Repeat the listing in full, preserving every character.

Data listing:

● ● ● ●

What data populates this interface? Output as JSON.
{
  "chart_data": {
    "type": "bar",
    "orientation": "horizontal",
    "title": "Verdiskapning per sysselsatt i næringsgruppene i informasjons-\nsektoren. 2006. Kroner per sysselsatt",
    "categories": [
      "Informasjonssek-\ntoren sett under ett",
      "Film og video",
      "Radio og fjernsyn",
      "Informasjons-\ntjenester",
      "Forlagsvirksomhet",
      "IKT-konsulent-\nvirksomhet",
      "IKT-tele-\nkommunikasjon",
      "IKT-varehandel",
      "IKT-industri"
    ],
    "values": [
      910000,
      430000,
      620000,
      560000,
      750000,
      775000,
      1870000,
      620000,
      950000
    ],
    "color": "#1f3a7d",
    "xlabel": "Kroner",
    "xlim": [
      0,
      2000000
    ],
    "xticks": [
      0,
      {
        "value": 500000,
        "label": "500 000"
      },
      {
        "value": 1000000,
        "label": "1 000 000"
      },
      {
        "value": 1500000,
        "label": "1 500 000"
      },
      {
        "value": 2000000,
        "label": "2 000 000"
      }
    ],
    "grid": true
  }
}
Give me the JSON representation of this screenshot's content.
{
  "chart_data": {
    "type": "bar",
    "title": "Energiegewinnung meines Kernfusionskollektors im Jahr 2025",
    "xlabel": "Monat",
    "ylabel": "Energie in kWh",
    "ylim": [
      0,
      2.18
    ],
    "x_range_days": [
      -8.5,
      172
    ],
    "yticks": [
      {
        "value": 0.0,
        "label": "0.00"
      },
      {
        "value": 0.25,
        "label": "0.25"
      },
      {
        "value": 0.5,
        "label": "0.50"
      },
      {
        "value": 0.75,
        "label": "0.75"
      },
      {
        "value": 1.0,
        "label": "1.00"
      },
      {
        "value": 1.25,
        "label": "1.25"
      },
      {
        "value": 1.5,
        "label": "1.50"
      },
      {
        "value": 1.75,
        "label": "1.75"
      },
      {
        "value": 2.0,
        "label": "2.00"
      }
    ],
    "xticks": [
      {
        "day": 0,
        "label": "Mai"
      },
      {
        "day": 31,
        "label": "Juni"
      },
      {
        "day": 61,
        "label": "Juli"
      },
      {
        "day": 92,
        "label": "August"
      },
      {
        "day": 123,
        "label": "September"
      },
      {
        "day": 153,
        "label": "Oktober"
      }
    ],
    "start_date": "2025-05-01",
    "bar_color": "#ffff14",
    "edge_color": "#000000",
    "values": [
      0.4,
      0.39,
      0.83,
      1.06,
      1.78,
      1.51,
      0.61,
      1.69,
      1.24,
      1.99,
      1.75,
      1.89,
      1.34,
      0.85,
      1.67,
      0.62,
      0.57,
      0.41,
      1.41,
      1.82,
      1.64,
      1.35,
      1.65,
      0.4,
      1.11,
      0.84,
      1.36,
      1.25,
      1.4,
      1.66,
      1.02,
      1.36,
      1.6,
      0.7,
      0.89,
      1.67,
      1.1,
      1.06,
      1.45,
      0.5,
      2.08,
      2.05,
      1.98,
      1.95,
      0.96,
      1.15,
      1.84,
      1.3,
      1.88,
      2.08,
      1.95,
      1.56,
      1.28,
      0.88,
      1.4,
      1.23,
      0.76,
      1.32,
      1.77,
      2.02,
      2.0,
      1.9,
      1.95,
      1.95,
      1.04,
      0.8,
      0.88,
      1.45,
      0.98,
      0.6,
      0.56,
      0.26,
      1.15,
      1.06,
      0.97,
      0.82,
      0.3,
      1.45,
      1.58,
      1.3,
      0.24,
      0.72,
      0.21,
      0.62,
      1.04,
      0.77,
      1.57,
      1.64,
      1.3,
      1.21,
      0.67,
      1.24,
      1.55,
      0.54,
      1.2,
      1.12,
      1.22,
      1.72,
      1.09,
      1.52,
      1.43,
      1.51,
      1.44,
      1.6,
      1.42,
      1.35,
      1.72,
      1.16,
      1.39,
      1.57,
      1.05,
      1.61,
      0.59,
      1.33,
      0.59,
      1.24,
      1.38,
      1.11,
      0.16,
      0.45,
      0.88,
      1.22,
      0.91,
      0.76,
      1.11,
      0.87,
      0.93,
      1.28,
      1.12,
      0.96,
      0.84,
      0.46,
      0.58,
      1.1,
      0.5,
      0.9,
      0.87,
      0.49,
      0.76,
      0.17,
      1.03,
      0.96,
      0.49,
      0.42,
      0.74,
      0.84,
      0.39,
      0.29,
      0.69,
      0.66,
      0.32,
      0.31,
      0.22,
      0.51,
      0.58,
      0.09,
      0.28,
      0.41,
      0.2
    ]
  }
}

● ● ● ●

THE SOLUTION:
What data populates this interface? Output as JSON.
{
  "chart_data": {
    "type": "bar",
    "orientation": "horizontal",
    "title": "Verdiskapning per sysselsatt i næringsgruppene i informasjons-\nsektoren. 2006. Kroner per sysselsatt",
    "categories": [
      "Informasjonssek-\ntoren sett under ett",
      "Film og video",
      "Radio og fjernsyn",
      "Informasjons-\ntjenester",
      "Forlagsvirksomhet",
      "IKT-konsulent-\nvirksomhet",
      "IKT-tele-\nkommunikasjon",
      "IKT-varehandel",
      "IKT-industri"
    ],
    "values": [
      910000,
      430000,
      620000,
      560000,
      750000,
      775000,
      1870000,
      620000,
      950000
    ],
    "color": "#1f3a7d",
    "xlabel": "Kroner",
    "xlim": [
      0,
      2000000
    ],
    "xticks": [
      0,
      {
        "value": 500000,
        "label": "500 000"
      },
      {
        "value": 1000000,
        "label": "1 000 000"
      },
      {
        "value": 1500000,
        "label": "1 500 000"
      },
      {
        "value": 2000000,
        "label": "2 000 000"
      }
    ],
    "grid": true
  }
}
Give me the JSON representation of this screenshot's content.
{
  "chart_data": {
    "type": "bar",
    "title": "Energiegewinnung meines Kernfusionskollektors im Jahr 2025",
    "xlabel": "Monat",
    "ylabel": "Energie in kWh",
    "ylim": [
      0,
      2.18
    ],
    "x_range_days": [
      -8.5,
      172
    ],
    "yticks": [
      {
        "value": 0.0,
        "label": "0.00"
      },
      {
        "value": 0.25,
        "label": "0.25"
      },
      {
        "value": 0.5,
        "label": "0.50"
      },
      {
        "value": 0.75,
        "label": "0.75"
      },
      {
        "value": 1.0,
        "label": "1.00"
      },
      {
        "value": 1.25,
        "label": "1.25"
      },
      {
        "value": 1.5,
        "label": "1.50"
      },
      {
        "value": 1.75,
        "label": "1.75"
      },
      {
        "value": 2.0,
        "label": "2.00"
      }
    ],
    "xticks": [
      {
        "day": 0,
        "label": "Mai"
      },
      {
        "day": 31,
        "label": "Juni"
      },
      {
        "day": 61,
        "label": "Juli"
      },
      {
        "day": 92,
        "label": "August"
      },
      {
        "day": 123,
        "label": "September"
      },
      {
        "day": 153,
        "label": "Oktober"
      }
    ],
    "start_date": "2025-05-01",
    "bar_color": "#ffff14",
    "edge_color": "#000000",
    "values": [
      0.4,
      0.39,
      0.83,
      1.06,
      1.78,
      1.51,
      0.61,
      1.69,
      1.24,
      1.99,
      1.75,
      1.89,
      1.34,
      0.85,
      1.67,
      0.62,
      0.57,
      0.41,
      1.41,
      1.82,
      1.64,
      1.35,
      1.65,
      0.4,
      1.11,
      0.84,
      1.36,
      1.25,
      1.4,
      1.66,
      1.02,
      1.36,
      1.6,
      0.7,
      0.89,
      1.67,
      1.1,
      1.06,
      1.45,
      0.5,
      2.08,
      2.05,
      1.98,
      1.95,
      0.96,
      1.15,
      1.84,
      1.3,
      1.88,
      2.08,
      1.95,
      1.56,
      1.28,
      0.88,
      1.4,
      1.23,
      0.76,
      1.32,
      1.77,
      2.02,
      2.0,
      1.9,
      1.95,
      1.95,
      1.04,
      0.8,
      0.88,
      1.45,
      0.98,
      0.6,
      0.56,
      0.26,
      1.15,
      1.06,
      0.97,
      0.82,
      0.3,
      1.45,
      1.58,
      1.3,
      0.24,
      0.72,
      0.21,
      0.62,
      1.04,
      0.77,
      1.57,
      1.64,
      1.3,
      1.21,
      0.67,
      1.24,
      1.55,
      0.54,
      1.2,
      1.12,
      1.22,
      1.72,
      1.09,
      1.52,
      1.43,
      1.51,
      1.44,
      1.6,
      1.42,
      1.35,
      1.72,
      1.16,
      1.39,
      1.57,
      1.05,
      1.61,
      0.59,
      1.33,
      0.59,
      1.24,
      1.38,
      1.11,
      0.16,
      0.45,
      0.88,
      1.22,
      0.91,
      0.76,
      1.11,
      0.87,
      0.93,
      1.28,
      1.12,
      0.96,
      0.84,
      0.46,
      0.58,
      1.1,
      0.5,
      0.9,
      0.87,
      0.49,
      0.76,
      0.17,
      1.03,
      0.96,
      0.49,
      0.42,
      0.74,
      0.84,
      0.39,
      0.29,
      0.69,
      0.66,
      0.32,
      0.31,
      0.22,
      0.51,
      0.58,
      0.09,
      0.28,
      0.41,
      0.2
    ]
  }
}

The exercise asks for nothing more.